#### Given records:
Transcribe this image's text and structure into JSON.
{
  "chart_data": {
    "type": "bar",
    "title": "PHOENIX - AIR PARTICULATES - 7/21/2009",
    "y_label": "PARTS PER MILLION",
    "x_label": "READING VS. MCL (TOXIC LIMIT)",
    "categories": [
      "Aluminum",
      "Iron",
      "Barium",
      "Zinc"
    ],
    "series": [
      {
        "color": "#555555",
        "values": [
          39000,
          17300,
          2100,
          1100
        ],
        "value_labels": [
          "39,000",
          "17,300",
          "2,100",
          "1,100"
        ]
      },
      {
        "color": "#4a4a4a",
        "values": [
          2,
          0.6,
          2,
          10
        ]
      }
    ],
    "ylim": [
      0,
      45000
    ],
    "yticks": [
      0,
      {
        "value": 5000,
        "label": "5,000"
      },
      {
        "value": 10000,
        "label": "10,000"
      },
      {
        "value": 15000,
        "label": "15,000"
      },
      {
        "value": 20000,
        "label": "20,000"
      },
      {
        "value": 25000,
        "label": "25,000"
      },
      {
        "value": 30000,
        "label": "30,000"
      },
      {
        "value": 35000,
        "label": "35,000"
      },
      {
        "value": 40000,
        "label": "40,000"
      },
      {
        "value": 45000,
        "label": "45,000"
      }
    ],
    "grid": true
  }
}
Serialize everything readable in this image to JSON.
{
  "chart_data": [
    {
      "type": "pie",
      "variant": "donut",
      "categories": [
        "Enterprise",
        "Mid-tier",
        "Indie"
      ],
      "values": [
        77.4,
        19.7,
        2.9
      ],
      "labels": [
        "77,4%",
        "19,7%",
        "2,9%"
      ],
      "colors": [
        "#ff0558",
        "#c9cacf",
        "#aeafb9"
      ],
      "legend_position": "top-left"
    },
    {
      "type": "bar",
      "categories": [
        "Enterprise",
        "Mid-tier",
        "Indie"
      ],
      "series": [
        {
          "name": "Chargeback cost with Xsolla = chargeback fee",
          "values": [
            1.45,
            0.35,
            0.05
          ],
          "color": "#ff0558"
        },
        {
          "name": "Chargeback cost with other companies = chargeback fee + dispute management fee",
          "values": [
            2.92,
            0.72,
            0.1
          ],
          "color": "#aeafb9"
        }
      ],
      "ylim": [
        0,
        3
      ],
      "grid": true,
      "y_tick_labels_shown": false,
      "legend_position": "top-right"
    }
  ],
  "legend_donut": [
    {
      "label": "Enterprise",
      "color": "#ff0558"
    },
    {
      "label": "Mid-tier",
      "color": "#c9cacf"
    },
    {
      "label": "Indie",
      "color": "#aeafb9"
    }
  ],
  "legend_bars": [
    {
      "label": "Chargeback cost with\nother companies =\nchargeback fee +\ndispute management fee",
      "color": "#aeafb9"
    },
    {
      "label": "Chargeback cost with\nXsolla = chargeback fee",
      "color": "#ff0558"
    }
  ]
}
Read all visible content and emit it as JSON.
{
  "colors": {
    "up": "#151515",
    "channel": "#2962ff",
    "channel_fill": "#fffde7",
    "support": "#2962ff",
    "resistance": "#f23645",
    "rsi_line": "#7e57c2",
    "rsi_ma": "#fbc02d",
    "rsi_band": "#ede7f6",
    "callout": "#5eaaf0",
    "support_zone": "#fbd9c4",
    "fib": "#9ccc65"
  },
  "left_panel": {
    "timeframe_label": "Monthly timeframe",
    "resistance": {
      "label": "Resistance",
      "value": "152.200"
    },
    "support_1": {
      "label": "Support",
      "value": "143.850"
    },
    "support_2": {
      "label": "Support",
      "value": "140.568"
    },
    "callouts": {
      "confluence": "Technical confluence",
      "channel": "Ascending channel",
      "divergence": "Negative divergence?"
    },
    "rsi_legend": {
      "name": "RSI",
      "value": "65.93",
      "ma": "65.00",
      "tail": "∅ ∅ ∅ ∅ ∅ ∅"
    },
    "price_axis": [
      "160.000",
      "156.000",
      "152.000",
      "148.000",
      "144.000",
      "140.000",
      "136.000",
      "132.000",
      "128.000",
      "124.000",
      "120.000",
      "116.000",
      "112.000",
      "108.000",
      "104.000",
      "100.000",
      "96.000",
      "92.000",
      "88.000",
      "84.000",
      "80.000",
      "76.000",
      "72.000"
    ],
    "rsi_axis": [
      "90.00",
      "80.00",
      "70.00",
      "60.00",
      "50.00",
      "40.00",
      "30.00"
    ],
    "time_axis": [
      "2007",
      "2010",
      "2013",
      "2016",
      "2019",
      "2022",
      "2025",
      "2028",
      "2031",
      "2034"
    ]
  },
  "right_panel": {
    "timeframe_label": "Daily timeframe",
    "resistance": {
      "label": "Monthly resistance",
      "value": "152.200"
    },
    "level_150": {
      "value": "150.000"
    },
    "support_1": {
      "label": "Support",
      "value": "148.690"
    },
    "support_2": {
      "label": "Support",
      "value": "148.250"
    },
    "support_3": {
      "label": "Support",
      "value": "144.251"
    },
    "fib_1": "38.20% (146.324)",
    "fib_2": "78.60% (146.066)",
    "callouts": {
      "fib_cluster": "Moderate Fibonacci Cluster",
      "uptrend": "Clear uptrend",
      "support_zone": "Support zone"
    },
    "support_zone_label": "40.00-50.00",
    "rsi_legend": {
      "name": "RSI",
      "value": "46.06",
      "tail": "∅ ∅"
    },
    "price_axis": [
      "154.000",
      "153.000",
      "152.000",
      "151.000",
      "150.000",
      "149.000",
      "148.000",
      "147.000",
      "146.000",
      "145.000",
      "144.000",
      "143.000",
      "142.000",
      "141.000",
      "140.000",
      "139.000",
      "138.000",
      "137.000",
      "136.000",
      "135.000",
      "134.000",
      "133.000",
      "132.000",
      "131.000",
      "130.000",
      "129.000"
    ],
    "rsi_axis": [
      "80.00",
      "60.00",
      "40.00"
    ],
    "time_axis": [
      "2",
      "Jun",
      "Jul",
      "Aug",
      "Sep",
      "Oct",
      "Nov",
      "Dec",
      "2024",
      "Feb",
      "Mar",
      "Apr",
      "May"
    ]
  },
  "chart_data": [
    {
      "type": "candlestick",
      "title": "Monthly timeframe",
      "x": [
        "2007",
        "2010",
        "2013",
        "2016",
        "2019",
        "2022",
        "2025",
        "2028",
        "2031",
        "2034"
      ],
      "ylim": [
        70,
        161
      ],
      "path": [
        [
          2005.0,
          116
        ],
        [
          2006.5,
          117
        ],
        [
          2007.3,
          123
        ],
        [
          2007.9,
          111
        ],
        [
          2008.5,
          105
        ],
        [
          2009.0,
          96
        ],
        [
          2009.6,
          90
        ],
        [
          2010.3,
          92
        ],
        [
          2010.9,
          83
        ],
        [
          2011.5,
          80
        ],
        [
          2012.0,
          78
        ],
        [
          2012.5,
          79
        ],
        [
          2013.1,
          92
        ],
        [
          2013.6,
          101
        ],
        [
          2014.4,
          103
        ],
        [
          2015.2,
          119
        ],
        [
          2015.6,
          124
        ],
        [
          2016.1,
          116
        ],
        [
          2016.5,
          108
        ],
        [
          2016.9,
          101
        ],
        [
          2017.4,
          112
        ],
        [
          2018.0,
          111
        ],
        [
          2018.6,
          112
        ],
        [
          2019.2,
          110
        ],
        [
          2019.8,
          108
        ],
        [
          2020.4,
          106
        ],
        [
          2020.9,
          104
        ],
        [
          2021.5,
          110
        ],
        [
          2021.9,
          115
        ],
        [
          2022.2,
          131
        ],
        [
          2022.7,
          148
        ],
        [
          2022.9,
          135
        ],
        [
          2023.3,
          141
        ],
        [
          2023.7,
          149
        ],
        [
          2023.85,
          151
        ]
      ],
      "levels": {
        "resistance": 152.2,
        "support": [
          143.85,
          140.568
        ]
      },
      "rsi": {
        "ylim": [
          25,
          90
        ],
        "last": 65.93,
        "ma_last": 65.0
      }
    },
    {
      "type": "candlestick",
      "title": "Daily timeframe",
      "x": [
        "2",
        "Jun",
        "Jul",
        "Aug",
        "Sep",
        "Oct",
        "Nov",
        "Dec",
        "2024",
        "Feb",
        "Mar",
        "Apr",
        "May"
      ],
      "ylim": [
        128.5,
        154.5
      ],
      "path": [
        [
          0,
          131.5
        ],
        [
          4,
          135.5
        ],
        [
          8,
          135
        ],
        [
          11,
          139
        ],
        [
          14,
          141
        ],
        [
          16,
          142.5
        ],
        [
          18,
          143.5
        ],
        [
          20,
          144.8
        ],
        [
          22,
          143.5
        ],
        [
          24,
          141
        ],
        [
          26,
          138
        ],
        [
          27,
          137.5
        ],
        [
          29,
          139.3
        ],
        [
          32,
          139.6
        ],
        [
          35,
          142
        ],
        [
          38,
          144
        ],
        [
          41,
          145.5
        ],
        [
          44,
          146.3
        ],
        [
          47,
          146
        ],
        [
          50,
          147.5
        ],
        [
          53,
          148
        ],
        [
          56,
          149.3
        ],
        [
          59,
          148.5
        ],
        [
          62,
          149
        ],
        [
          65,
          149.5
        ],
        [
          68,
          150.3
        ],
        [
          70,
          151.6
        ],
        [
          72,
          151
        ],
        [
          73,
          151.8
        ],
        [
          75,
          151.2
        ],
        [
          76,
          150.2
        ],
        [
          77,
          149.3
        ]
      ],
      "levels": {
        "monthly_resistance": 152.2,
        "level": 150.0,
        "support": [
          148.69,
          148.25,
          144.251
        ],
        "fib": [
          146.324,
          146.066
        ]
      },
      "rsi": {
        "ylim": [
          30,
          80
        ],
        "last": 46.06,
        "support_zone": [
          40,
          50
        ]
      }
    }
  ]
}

#### Your task:
Return every line in the listing that contains the word "this".

#### Written solution:
Transcribe this image's text and structure into JSON.
Serialize everything readable in this image to JSON.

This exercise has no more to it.